L’ASTIO DELLA CASTA
L’impressione è che dal 4 dicembre 2016 serpeggi il panico. Meglio ancora, che la greve e mal digerita batosta del referendum, invece di indurre a più miti e autocritici consigli gli sconfitti, «Giovane Favoloso» in primis, abbia definitivamente scatenato l’insana isteria che avvelena un certo establishment dal giorno dell’elezione di Virginia Raggi a sindaco di Roma.
Dissimulato in modo maldestro, questo livore e l’horror vacui che da un po’ di tempo inseminano artificialmente a loro insaputa molte delle menti più in vista del Paese, sono plasticamente rappresentati dal comportamento dei media per cui lavorano e dalla disparità di trattamento riservata a Raggi rispetto ad altri amministratori.
Se è o era infatti comprensibile – e persino auspicabile – che l’ingresso di una forza politica avulsa dal quadro di riferimento politico precedente nella cabina di regia della Capitale fosse accompagnata dall’accensione dei riflettori, non lo è altrettanto l’accanimento e ora la spudorata malafede (eccone un esempio) con cui molti attori e operatori del mainstream mediatico che si fa fatica a chiamare ancora “giornali” e “giornalisti” si dannano per far passare il disegnino dei Cinque Stelle brutti, sporchi e cattivi.
Eppure, il popolo, quell’entità indifferenziata che a qualcuno piace etero dirigere e, quando non funziona, randellare con cariche metaforiche e cariche vere, come a Genova (medaglia d’oro al valor militare per la Guerra di Liberazione, provocata dal convegno dell’ultradestra) o a Bologna, se n’è accorto e usa tutti i (residui) mezzi che ha a disposizione per manifestare il suo disgusto.
Al netto della varietà non sempre elegante di questa disperata ma ancora civile lagnanza, è proprio questa diffusa consapevolezza che genera il panico, anzi, l’astio che corruga le fronti di molti illustri esponenti di un sistema consolidato che reagisce scompostamente ormai, è evidente, solo in difesa dei propri privilegi, attraverso gli habitué degli studi televisivi.
Come un riflesso pavloviano, tradendo assoluta incapacità di analisi e controproposta, l’astio di costoro si scaglia contro il Movimento 5 Stelle, colpevole di guidare un rigurgito di disincantata consapevolezza che si radica proprio sulla stomachevole contraffazione della realtà confezionata da loro stessi.

- _Compiti ed esercizi_
[a] Ricopia dal testo il passo che comincia con le parole «Dissimulato in modo» e termina dopo «ad altri amministratori.».
[b] In quale data, secondo il testo, ha cominciato a serpeggiare il panico?
I record sono materiale a sé, distinto dal testo.

- _Record forniti_
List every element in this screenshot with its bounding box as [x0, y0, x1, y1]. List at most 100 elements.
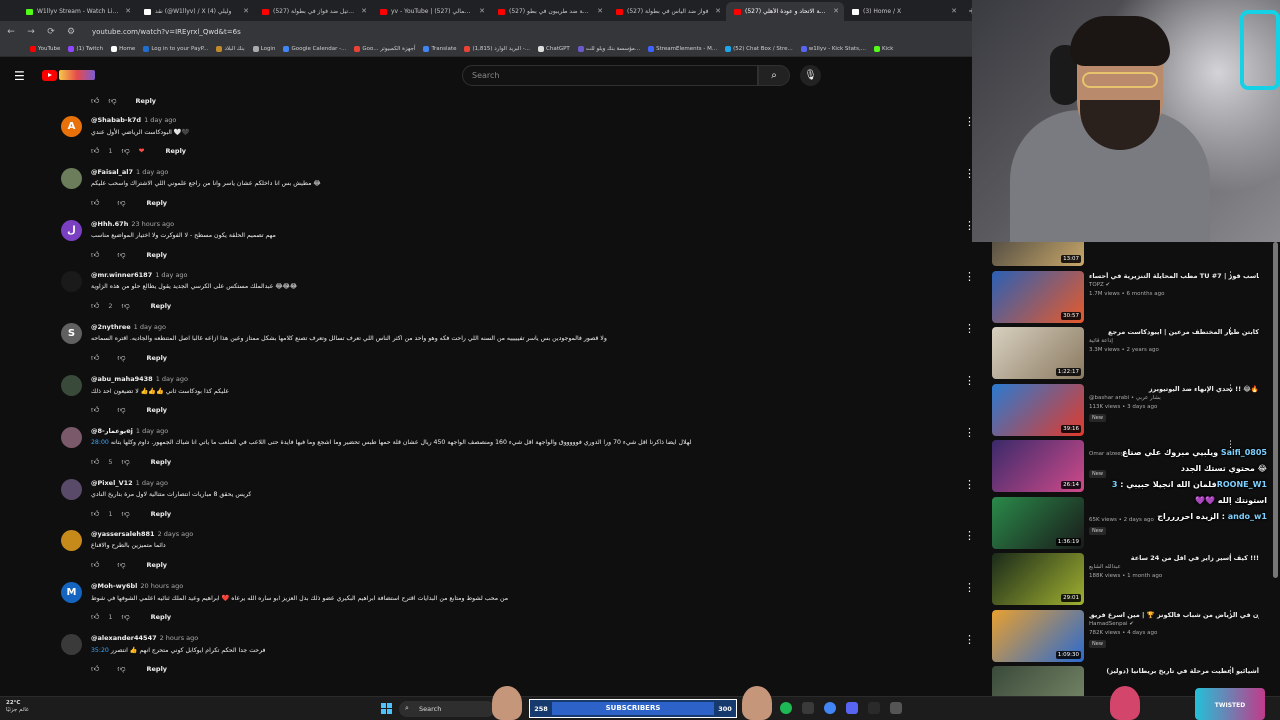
video-more-icon[interactable]: ⋮ [1226, 328, 1235, 337]
bookmark[interactable]: StreamElements - M... [648, 46, 717, 52]
video-more-icon[interactable]: ⋮ [1226, 384, 1235, 393]
more-options-icon[interactable]: ⋮ [964, 375, 972, 386]
comment-author[interactable]: @abu_maha9438 [91, 375, 153, 383]
browser-tab[interactable]: نقد (@W1llyv) / X (4) وليلي ✕ [136, 2, 254, 21]
reload-icon[interactable]: ⟳ [46, 27, 56, 37]
reply-button[interactable]: Reply [147, 251, 168, 259]
video-thumbnail[interactable]: 29:01 [992, 553, 1084, 605]
youtube-logo[interactable] [42, 69, 95, 81]
comment-author[interactable]: @Faisal_al7 [91, 168, 133, 176]
menu-icon[interactable]: ☰ [14, 69, 25, 83]
bookmark[interactable]: Kick [873, 46, 893, 52]
video-thumbnail[interactable]: 30:57 [992, 270, 1084, 323]
comment-time[interactable]: 2 hours ago [160, 634, 199, 642]
video-item[interactable]: 1:09:30تحدي الزرون في الرياض من شباب فال… [992, 609, 1277, 666]
bookmark[interactable]: (1,815) البريد الوارد -... [464, 46, 530, 52]
avatar[interactable] [61, 634, 82, 655]
video-channel[interactable]: عبدالله الشايع [1089, 564, 1121, 570]
video-thumbnail[interactable]: 1:22:17 [992, 327, 1084, 379]
avatar[interactable] [61, 426, 82, 448]
browser-tab[interactable]: W1llyv Stream - Watch Live on ✕ [18, 2, 136, 21]
browser-tab[interactable]: yv - YouTube | أبو شمالي (527) ✕ [372, 2, 490, 21]
comment-author[interactable]: @Hhh.67h [91, 220, 128, 228]
video-more-icon[interactable]: ⋮ [1226, 271, 1235, 280]
avatar[interactable] [61, 530, 82, 552]
browser-tab[interactable]: (527) نكسة الاتحاد و عودة الأهلي ✕ [726, 2, 844, 21]
windows-start-icon[interactable] [381, 703, 392, 714]
avatar[interactable] [61, 271, 82, 293]
comment-author[interactable]: @Moh-wy6bl [91, 582, 137, 590]
reply-button[interactable]: Reply [147, 665, 168, 673]
video-thumbnail[interactable]: 1:09:30 [992, 609, 1084, 662]
video-item[interactable]: 29:01 كيف اسير زاير في اقل من 24 ساعة !!!… [992, 553, 1277, 609]
obs-icon[interactable] [890, 702, 902, 714]
video-channel[interactable]: HamadSenpai ✔ [1089, 621, 1134, 627]
more-options-icon[interactable]: ⋮ [964, 479, 972, 490]
reply-button[interactable]: Reply [151, 613, 172, 621]
like-icon[interactable]: 👍︎ [91, 612, 99, 622]
like-icon[interactable]: 👍︎ [91, 198, 99, 208]
video-channel[interactable]: TOPZ ✔ [1089, 282, 1110, 288]
video-more-icon[interactable]: ⋮ [1226, 554, 1235, 563]
video-more-icon[interactable]: ⋮ [1226, 610, 1235, 619]
like-icon[interactable]: 👍︎ [91, 250, 99, 260]
comment-author[interactable]: @Shabab-k7d [91, 116, 141, 124]
comment-time[interactable]: 1 day ago [144, 116, 176, 124]
comment-author[interactable]: @Pixel_V12 [91, 479, 133, 487]
close-tab-icon[interactable]: ✕ [479, 7, 485, 15]
reply-button[interactable]: Reply [147, 406, 168, 414]
browser-tab[interactable]: دريجة ضد طريبون في بطو (527) ✕ [490, 2, 608, 21]
dislike-icon[interactable]: 👎︎ [117, 198, 125, 208]
more-options-icon[interactable]: ⋮ [964, 271, 972, 282]
more-options-icon[interactable]: ⋮ [964, 220, 972, 231]
reply-button[interactable]: Reply [166, 147, 187, 155]
comment-time[interactable]: 1 day ago [155, 271, 187, 279]
comment-author[interactable]: @alexander44547 [91, 634, 157, 642]
video-item[interactable]: 13:07Luxury KSA ✔3.1M views • 2 years ag… [992, 242, 1277, 270]
dislike-icon[interactable]: 👎︎ [122, 146, 130, 156]
chrome-icon[interactable] [824, 702, 836, 714]
more-options-icon[interactable]: ⋮ [964, 427, 972, 438]
browser-tab[interactable]: (3) Home / X ✕ [844, 2, 962, 21]
avatar[interactable]: A [61, 116, 82, 137]
reply-button[interactable]: Reply [151, 458, 172, 466]
more-options-icon[interactable]: ⋮ [964, 323, 972, 334]
reply-button[interactable]: Reply [147, 561, 168, 569]
bookmark[interactable]: w1llyv - Kick Stats,... [800, 46, 866, 52]
avatar[interactable] [61, 167, 82, 189]
bookmark[interactable]: Goo... أجهزة الكمبيوتر [354, 46, 415, 52]
close-tab-icon[interactable]: ✕ [715, 7, 721, 15]
video-thumbnail[interactable]: 26:14 [992, 440, 1084, 492]
dislike-icon[interactable]: 👎︎ [117, 353, 125, 363]
video-channel[interactable]: إداعة قاتية [1089, 338, 1113, 344]
app-icon[interactable] [802, 702, 814, 714]
bookmark[interactable]: Google Calendar -... [283, 46, 346, 52]
close-tab-icon[interactable]: ✕ [951, 7, 957, 15]
timestamp-link[interactable]: 35:20 [91, 647, 109, 654]
reply-button[interactable]: Reply [147, 199, 168, 207]
more-options-icon[interactable]: ⋮ [964, 582, 972, 593]
site-info-icon[interactable]: ⚙ [66, 27, 76, 37]
like-icon[interactable]: 👍︎ [91, 301, 99, 311]
close-tab-icon[interactable]: ✕ [243, 7, 249, 15]
discord-icon[interactable] [846, 702, 858, 714]
bookmark[interactable]: (52) Chat Box / Stre... [725, 46, 793, 52]
avatar[interactable]: M [61, 582, 82, 604]
avatar[interactable]: ل [61, 219, 82, 241]
comment-author[interactable]: @yassersaleh881 [91, 530, 155, 538]
video-item[interactable]: 30:57 مطب المحايلة التنزيرية في أحساء TU … [992, 270, 1277, 327]
weather-widget[interactable]: 22°C غائم جزئيًا [6, 700, 29, 714]
forward-icon[interactable]: → [26, 27, 36, 37]
browser-tab[interactable]: شوتيل ضد فواز في بطولة (527) ✕ [254, 2, 372, 21]
comment-author[interactable]: @mr.winner6187 [91, 271, 152, 279]
comment-time[interactable]: 2 days ago [158, 530, 194, 538]
dislike-icon[interactable]: 👎︎ [122, 301, 130, 311]
comment-time[interactable]: 1 day ago [136, 479, 168, 487]
avatar[interactable] [61, 478, 82, 500]
reply-button[interactable]: Reply [147, 354, 168, 362]
voice-search-button[interactable]: 🎙 [800, 65, 821, 86]
comment-time[interactable]: 1 day ago [136, 427, 168, 435]
bookmark[interactable]: (1) Twitch [68, 46, 103, 52]
comment-author[interactable]: @2nythree [91, 323, 131, 331]
dislike-icon[interactable]: 👎︎ [122, 457, 130, 467]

- _Soluzioni_
[a]
Dissimulato in modo maldestro, questo livore e l’horror vacui che da un po’ di tempo inseminano artificialmente a loro insaputa molte delle menti più in vista del Paese, sono plasticamente rappresentati dal comportamento dei media per cui lavorano e dalla disparità di trattamento riservata a Raggi rispetto ad altri amministratori.

[b] Il 4 dicembre 2016.